Exercise aim — Copy out the entries in full and with complete accuracy; pictures are excluded.

**** Exercise data ****

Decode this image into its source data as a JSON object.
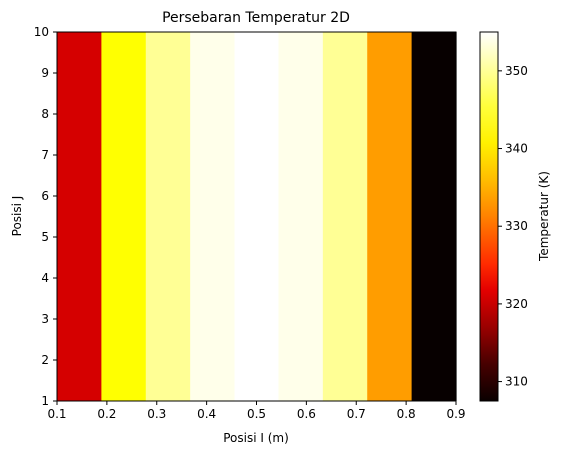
{
  "chart_data": {
    "type": "heatmap",
    "title": "Persebaran Temperatur 2D",
    "xlabel": "Posisi I (m)",
    "ylabel": "Posisi J",
    "xlim": [
      0.1,
      0.9
    ],
    "ylim": [
      1,
      10
    ],
    "xticks": [
      "0.1",
      "0.2",
      "0.3",
      "0.4",
      "0.5",
      "0.6",
      "0.7",
      "0.8",
      "0.9"
    ],
    "yticks": [
      "1",
      "2",
      "3",
      "4",
      "5",
      "6",
      "7",
      "8",
      "9",
      "10"
    ],
    "colormap": "hot",
    "columns": [
      {
        "x_from": 0.1,
        "x_to": 0.189,
        "value": 322
      },
      {
        "x_from": 0.189,
        "x_to": 0.278,
        "value": 343
      },
      {
        "x_from": 0.278,
        "x_to": 0.367,
        "value": 350
      },
      {
        "x_from": 0.367,
        "x_to": 0.456,
        "value": 354
      },
      {
        "x_from": 0.456,
        "x_to": 0.544,
        "value": 355
      },
      {
        "x_from": 0.544,
        "x_to": 0.633,
        "value": 354
      },
      {
        "x_from": 0.633,
        "x_to": 0.722,
        "value": 350
      },
      {
        "x_from": 0.722,
        "x_to": 0.811,
        "value": 336
      },
      {
        "x_from": 0.811,
        "x_to": 0.9,
        "value": 308
      }
    ],
    "colorbar": {
      "label": "Temperatur (K)",
      "range": [
        307.5,
        355
      ],
      "ticks": [
        "310",
        "320",
        "330",
        "340",
        "350"
      ]
    }
  }
}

****

Correct result —
Decode this image into its source data as a JSON object.
{
  "chart_data": {
    "type": "heatmap",
    "title": "Persebaran Temperatur 2D",
    "xlabel": "Posisi I (m)",
    "ylabel": "Posisi J",
    "xlim": [
      0.1,
      0.9
    ],
    "ylim": [
      1,
      10
    ],
    "xticks": [
      "0.1",
      "0.2",
      "0.3",
      "0.4",
      "0.5",
      "0.6",
      "0.7",
      "0.8",
      "0.9"
    ],
    "yticks": [
      "1",
      "2",
      "3",
      "4",
      "5",
      "6",
      "7",
      "8",
      "9",
      "10"
    ],
    "colormap": "hot",
    "columns": [
      {
        "x_from": 0.1,
        "x_to": 0.189,
        "value": 322
      },
      {
        "x_from": 0.189,
        "x_to": 0.278,
        "value": 343
      },
      {
        "x_from": 0.278,
        "x_to": 0.367,
        "value": 350
      },
      {
        "x_from": 0.367,
        "x_to": 0.456,
        "value": 354
      },
      {
        "x_from": 0.456,
        "x_to": 0.544,
        "value": 355
      },
      {
        "x_from": 0.544,
        "x_to": 0.633,
        "value": 354
      },
      {
        "x_from": 0.633,
        "x_to": 0.722,
        "value": 350
      },
      {
        "x_from": 0.722,
        "x_to": 0.811,
        "value": 336
      },
      {
        "x_from": 0.811,
        "x_to": 0.9,
        "value": 308
      }
    ],
    "colorbar": {
      "label": "Temperatur (K)",
      "range": [
        307.5,
        355
      ],
      "ticks": [
        "310",
        "320",
        "330",
        "340",
        "350"
      ]
    }
  }
}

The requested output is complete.